● Given problem
Each line should be copied exactly.

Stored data
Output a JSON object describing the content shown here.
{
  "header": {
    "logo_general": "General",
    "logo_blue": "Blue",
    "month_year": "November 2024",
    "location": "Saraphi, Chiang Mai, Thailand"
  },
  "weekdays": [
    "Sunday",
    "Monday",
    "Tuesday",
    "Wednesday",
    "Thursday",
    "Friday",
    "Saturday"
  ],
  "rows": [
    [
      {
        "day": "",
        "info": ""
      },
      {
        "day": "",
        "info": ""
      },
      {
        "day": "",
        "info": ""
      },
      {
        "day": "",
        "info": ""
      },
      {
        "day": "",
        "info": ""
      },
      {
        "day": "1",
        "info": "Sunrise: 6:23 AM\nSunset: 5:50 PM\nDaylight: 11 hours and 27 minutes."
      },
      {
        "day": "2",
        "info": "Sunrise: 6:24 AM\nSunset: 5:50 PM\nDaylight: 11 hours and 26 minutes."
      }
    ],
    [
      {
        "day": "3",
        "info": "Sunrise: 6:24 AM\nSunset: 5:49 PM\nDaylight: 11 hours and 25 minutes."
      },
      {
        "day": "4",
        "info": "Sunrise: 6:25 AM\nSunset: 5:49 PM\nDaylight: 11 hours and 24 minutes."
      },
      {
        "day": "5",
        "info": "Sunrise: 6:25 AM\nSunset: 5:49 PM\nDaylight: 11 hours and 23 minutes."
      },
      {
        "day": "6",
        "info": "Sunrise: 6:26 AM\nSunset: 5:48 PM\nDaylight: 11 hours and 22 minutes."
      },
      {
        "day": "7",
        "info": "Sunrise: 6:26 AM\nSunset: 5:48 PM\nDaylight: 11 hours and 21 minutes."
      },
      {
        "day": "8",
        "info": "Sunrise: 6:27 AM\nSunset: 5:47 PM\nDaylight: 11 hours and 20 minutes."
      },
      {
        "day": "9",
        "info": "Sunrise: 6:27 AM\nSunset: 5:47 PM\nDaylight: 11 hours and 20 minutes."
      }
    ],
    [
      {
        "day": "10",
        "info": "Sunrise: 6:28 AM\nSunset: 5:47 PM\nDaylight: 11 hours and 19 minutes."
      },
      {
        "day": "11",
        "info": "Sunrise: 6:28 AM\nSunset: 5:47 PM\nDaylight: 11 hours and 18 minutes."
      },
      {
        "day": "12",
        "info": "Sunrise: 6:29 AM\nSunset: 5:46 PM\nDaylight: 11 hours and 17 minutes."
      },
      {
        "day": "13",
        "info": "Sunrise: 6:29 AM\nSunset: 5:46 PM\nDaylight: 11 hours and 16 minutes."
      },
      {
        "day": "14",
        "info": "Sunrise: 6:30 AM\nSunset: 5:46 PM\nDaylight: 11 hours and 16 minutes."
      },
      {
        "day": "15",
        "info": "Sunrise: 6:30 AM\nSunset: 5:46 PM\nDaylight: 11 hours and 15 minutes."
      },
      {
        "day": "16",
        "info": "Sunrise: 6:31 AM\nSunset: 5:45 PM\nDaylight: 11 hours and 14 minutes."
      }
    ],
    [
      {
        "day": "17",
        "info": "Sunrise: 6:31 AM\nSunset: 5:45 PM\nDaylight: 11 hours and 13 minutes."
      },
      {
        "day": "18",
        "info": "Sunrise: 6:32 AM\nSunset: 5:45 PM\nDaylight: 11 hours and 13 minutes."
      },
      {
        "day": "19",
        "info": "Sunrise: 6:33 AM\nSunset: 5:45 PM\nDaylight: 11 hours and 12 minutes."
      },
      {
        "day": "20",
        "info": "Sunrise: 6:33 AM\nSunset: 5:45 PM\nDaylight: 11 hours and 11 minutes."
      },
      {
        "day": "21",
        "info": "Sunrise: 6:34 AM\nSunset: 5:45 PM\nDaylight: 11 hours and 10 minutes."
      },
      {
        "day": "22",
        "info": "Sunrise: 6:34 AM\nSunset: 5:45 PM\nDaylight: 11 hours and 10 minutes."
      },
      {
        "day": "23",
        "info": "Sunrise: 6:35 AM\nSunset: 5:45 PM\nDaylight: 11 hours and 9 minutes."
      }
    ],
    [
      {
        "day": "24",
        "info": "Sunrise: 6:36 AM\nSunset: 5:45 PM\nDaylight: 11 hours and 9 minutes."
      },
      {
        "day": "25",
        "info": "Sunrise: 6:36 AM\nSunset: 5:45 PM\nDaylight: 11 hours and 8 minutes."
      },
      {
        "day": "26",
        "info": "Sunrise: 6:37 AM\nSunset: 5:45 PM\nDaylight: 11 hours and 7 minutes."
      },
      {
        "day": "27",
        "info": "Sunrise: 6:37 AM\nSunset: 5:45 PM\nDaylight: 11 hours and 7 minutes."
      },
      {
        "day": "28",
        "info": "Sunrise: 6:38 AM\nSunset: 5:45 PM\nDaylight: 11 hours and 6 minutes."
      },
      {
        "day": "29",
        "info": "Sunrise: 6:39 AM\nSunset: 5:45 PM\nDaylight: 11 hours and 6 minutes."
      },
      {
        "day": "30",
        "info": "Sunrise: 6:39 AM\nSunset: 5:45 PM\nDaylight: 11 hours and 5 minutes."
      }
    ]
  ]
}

● Solution to this task
Output a JSON object describing the content shown here.
{
  "header": {
    "logo_general": "General",
    "logo_blue": "Blue",
    "month_year": "November 2024",
    "location": "Saraphi, Chiang Mai, Thailand"
  },
  "weekdays": [
    "Sunday",
    "Monday",
    "Tuesday",
    "Wednesday",
    "Thursday",
    "Friday",
    "Saturday"
  ],
  "rows": [
    [
      {
        "day": "",
        "info": ""
      },
      {
        "day": "",
        "info": ""
      },
      {
        "day": "",
        "info": ""
      },
      {
        "day": "",
        "info": ""
      },
      {
        "day": "",
        "info": ""
      },
      {
        "day": "1",
        "info": "Sunrise: 6:23 AM\nSunset: 5:50 PM\nDaylight: 11 hours and 27 minutes."
      },
      {
        "day": "2",
        "info": "Sunrise: 6:24 AM\nSunset: 5:50 PM\nDaylight: 11 hours and 26 minutes."
      }
    ],
    [
      {
        "day": "3",
        "info": "Sunrise: 6:24 AM\nSunset: 5:49 PM\nDaylight: 11 hours and 25 minutes."
      },
      {
        "day": "4",
        "info": "Sunrise: 6:25 AM\nSunset: 5:49 PM\nDaylight: 11 hours and 24 minutes."
      },
      {
        "day": "5",
        "info": "Sunrise: 6:25 AM\nSunset: 5:49 PM\nDaylight: 11 hours and 23 minutes."
      },
      {
        "day": "6",
        "info": "Sunrise: 6:26 AM\nSunset: 5:48 PM\nDaylight: 11 hours and 22 minutes."
      },
      {
        "day": "7",
        "info": "Sunrise: 6:26 AM\nSunset: 5:48 PM\nDaylight: 11 hours and 21 minutes."
      },
      {
        "day": "8",
        "info": "Sunrise: 6:27 AM\nSunset: 5:47 PM\nDaylight: 11 hours and 20 minutes."
      },
      {
        "day": "9",
        "info": "Sunrise: 6:27 AM\nSunset: 5:47 PM\nDaylight: 11 hours and 20 minutes."
      }
    ],
    [
      {
        "day": "10",
        "info": "Sunrise: 6:28 AM\nSunset: 5:47 PM\nDaylight: 11 hours and 19 minutes."
      },
      {
        "day": "11",
        "info": "Sunrise: 6:28 AM\nSunset: 5:47 PM\nDaylight: 11 hours and 18 minutes."
      },
      {
        "day": "12",
        "info": "Sunrise: 6:29 AM\nSunset: 5:46 PM\nDaylight: 11 hours and 17 minutes."
      },
      {
        "day": "13",
        "info": "Sunrise: 6:29 AM\nSunset: 5:46 PM\nDaylight: 11 hours and 16 minutes."
      },
      {
        "day": "14",
        "info": "Sunrise: 6:30 AM\nSunset: 5:46 PM\nDaylight: 11 hours and 16 minutes."
      },
      {
        "day": "15",
        "info": "Sunrise: 6:30 AM\nSunset: 5:46 PM\nDaylight: 11 hours and 15 minutes."
      },
      {
        "day": "16",
        "info": "Sunrise: 6:31 AM\nSunset: 5:45 PM\nDaylight: 11 hours and 14 minutes."
      }
    ],
    [
      {
        "day": "17",
        "info": "Sunrise: 6:31 AM\nSunset: 5:45 PM\nDaylight: 11 hours and 13 minutes."
      },
      {
        "day": "18",
        "info": "Sunrise: 6:32 AM\nSunset: 5:45 PM\nDaylight: 11 hours and 13 minutes."
      },
      {
        "day": "19",
        "info": "Sunrise: 6:33 AM\nSunset: 5:45 PM\nDaylight: 11 hours and 12 minutes."
      },
      {
        "day": "20",
        "info": "Sunrise: 6:33 AM\nSunset: 5:45 PM\nDaylight: 11 hours and 11 minutes."
      },
      {
        "day": "21",
        "info": "Sunrise: 6:34 AM\nSunset: 5:45 PM\nDaylight: 11 hours and 10 minutes."
      },
      {
        "day": "22",
        "info": "Sunrise: 6:34 AM\nSunset: 5:45 PM\nDaylight: 11 hours and 10 minutes."
      },
      {
        "day": "23",
        "info": "Sunrise: 6:35 AM\nSunset: 5:45 PM\nDaylight: 11 hours and 9 minutes."
      }
    ],
    [
      {
        "day": "24",
        "info": "Sunrise: 6:36 AM\nSunset: 5:45 PM\nDaylight: 11 hours and 9 minutes."
      },
      {
        "day": "25",
        "info": "Sunrise: 6:36 AM\nSunset: 5:45 PM\nDaylight: 11 hours and 8 minutes."
      },
      {
        "day": "26",
        "info": "Sunrise: 6:37 AM\nSunset: 5:45 PM\nDaylight: 11 hours and 7 minutes."
      },
      {
        "day": "27",
        "info": "Sunrise: 6:37 AM\nSunset: 5:45 PM\nDaylight: 11 hours and 7 minutes."
      },
      {
        "day": "28",
        "info": "Sunrise: 6:38 AM\nSunset: 5:45 PM\nDaylight: 11 hours and 6 minutes."
      },
      {
        "day": "29",
        "info": "Sunrise: 6:39 AM\nSunset: 5:45 PM\nDaylight: 11 hours and 6 minutes."
      },
      {
        "day": "30",
        "info": "Sunrise: 6:39 AM\nSunset: 5:45 PM\nDaylight: 11 hours and 5 minutes."
      }
    ]
  ]
}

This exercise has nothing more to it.